§ **Data to use**
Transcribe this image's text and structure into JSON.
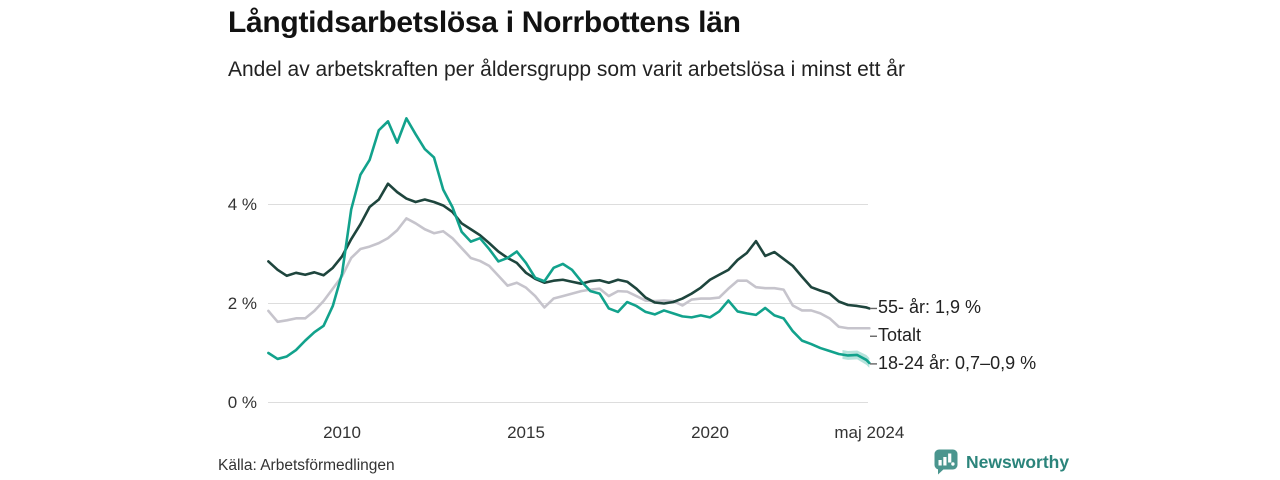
{
  "header": {
    "title": "Långtidsarbetslösa i Norrbottens län",
    "subtitle": "Andel av arbetskraften per åldersgrupp som varit arbetslösa i minst ett år"
  },
  "footer": {
    "source": "Källa: Arbetsförmedlingen",
    "brand_name": "Newsworthy",
    "brand_color": "#2b847b",
    "brand_icon": "newsworthy-speech-bubble-chart-icon",
    "brand_icon_color": "#4a958e"
  },
  "chart_data": {
    "type": "line",
    "title": "Långtidsarbetslösa i Norrbottens län",
    "subtitle": "Andel av arbetskraften per åldersgrupp som varit arbetslösa i minst ett år",
    "xlabel": "",
    "ylabel": "",
    "unit": "%",
    "ylim": [
      0,
      6
    ],
    "xlim": [
      2008,
      2024.42
    ],
    "grid": true,
    "grid_color": "#dddddd",
    "axis_text_color": "#333333",
    "x_ticks": [
      {
        "label": "2010",
        "x": 2010
      },
      {
        "label": "2015",
        "x": 2015
      },
      {
        "label": "2020",
        "x": 2020
      },
      {
        "label": "maj 2024",
        "x": 2024.33
      }
    ],
    "y_ticks": [
      {
        "label": "0 %",
        "value": 0
      },
      {
        "label": "2 %",
        "value": 2
      },
      {
        "label": "4 %",
        "value": 4
      }
    ],
    "legend_position": "right-end-labels",
    "x": [
      2008,
      2008.25,
      2008.5,
      2008.75,
      2009,
      2009.25,
      2009.5,
      2009.75,
      2010,
      2010.25,
      2010.5,
      2010.75,
      2011,
      2011.25,
      2011.5,
      2011.75,
      2012,
      2012.25,
      2012.5,
      2012.75,
      2013,
      2013.25,
      2013.5,
      2013.75,
      2014,
      2014.25,
      2014.5,
      2014.75,
      2015,
      2015.25,
      2015.5,
      2015.75,
      2016,
      2016.25,
      2016.5,
      2016.75,
      2017,
      2017.25,
      2017.5,
      2017.75,
      2018,
      2018.25,
      2018.5,
      2018.75,
      2019,
      2019.25,
      2019.5,
      2019.75,
      2020,
      2020.25,
      2020.5,
      2020.75,
      2021,
      2021.25,
      2021.5,
      2021.75,
      2022,
      2022.25,
      2022.5,
      2022.75,
      2023,
      2023.25,
      2023.5,
      2023.75,
      2024,
      2024.25,
      2024.33
    ],
    "series": [
      {
        "name": "55- år",
        "end_label": "55- år: 1,9 %",
        "last_value": 1.9,
        "color": "#1e453d",
        "values": [
          2.85,
          2.68,
          2.56,
          2.62,
          2.58,
          2.63,
          2.57,
          2.72,
          2.95,
          3.3,
          3.6,
          3.95,
          4.1,
          4.42,
          4.25,
          4.12,
          4.05,
          4.1,
          4.05,
          3.98,
          3.85,
          3.62,
          3.5,
          3.38,
          3.22,
          3.05,
          2.92,
          2.82,
          2.62,
          2.5,
          2.42,
          2.46,
          2.48,
          2.44,
          2.4,
          2.45,
          2.47,
          2.42,
          2.48,
          2.44,
          2.3,
          2.12,
          2.02,
          2.0,
          2.03,
          2.1,
          2.2,
          2.32,
          2.48,
          2.58,
          2.68,
          2.88,
          3.02,
          3.26,
          2.96,
          3.04,
          2.9,
          2.76,
          2.54,
          2.33,
          2.26,
          2.2,
          2.04,
          1.97,
          1.95,
          1.92,
          1.9
        ]
      },
      {
        "name": "Totalt",
        "end_label": "Totalt",
        "last_value": 1.5,
        "color": "#c6c4cc",
        "values": [
          1.85,
          1.63,
          1.66,
          1.7,
          1.7,
          1.85,
          2.05,
          2.3,
          2.55,
          2.92,
          3.1,
          3.15,
          3.22,
          3.32,
          3.48,
          3.72,
          3.62,
          3.5,
          3.42,
          3.46,
          3.32,
          3.12,
          2.92,
          2.86,
          2.76,
          2.56,
          2.36,
          2.42,
          2.32,
          2.15,
          1.92,
          2.1,
          2.15,
          2.2,
          2.25,
          2.28,
          2.3,
          2.15,
          2.25,
          2.24,
          2.15,
          2.06,
          2.05,
          2.06,
          2.05,
          1.96,
          2.08,
          2.1,
          2.1,
          2.12,
          2.3,
          2.46,
          2.46,
          2.33,
          2.31,
          2.31,
          2.28,
          1.96,
          1.86,
          1.86,
          1.8,
          1.7,
          1.53,
          1.5,
          1.5,
          1.5,
          1.5
        ]
      },
      {
        "name": "18-24 år",
        "end_label": "18-24 år: 0,7–0,9 %",
        "last_value_range": [
          0.7,
          0.9
        ],
        "color": "#12a28c",
        "band_color": "#12a28c",
        "band_opacity": 0.3,
        "values": [
          1.0,
          0.88,
          0.93,
          1.06,
          1.25,
          1.42,
          1.55,
          1.95,
          2.6,
          3.9,
          4.6,
          4.9,
          5.5,
          5.68,
          5.25,
          5.74,
          5.42,
          5.12,
          4.95,
          4.3,
          3.95,
          3.45,
          3.25,
          3.32,
          3.1,
          2.85,
          2.92,
          3.05,
          2.82,
          2.52,
          2.45,
          2.72,
          2.8,
          2.68,
          2.45,
          2.25,
          2.2,
          1.9,
          1.83,
          2.03,
          1.95,
          1.83,
          1.78,
          1.86,
          1.8,
          1.74,
          1.72,
          1.76,
          1.72,
          1.84,
          2.06,
          1.84,
          1.8,
          1.77,
          1.91,
          1.76,
          1.7,
          1.44,
          1.25,
          1.18,
          1.1,
          1.04,
          0.98,
          0.95,
          0.96,
          0.86,
          0.8
        ],
        "band": {
          "x": [
            2023.6,
            2023.75,
            2024,
            2024.25,
            2024.33
          ],
          "low": [
            0.88,
            0.86,
            0.87,
            0.76,
            0.7
          ],
          "high": [
            1.06,
            1.04,
            1.05,
            0.96,
            0.9
          ]
        }
      }
    ]
  }
}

§ **Objective**
Copy out each line of the records that holds the string "arbetskraften".

§ **Response to the task**
    "subtitle": "Andel av arbetskraften per åldersgrupp som varit arbetslösa i minst ett år"
    "subtitle": "Andel av arbetskraften per åldersgrupp som varit arbetslösa i minst ett år",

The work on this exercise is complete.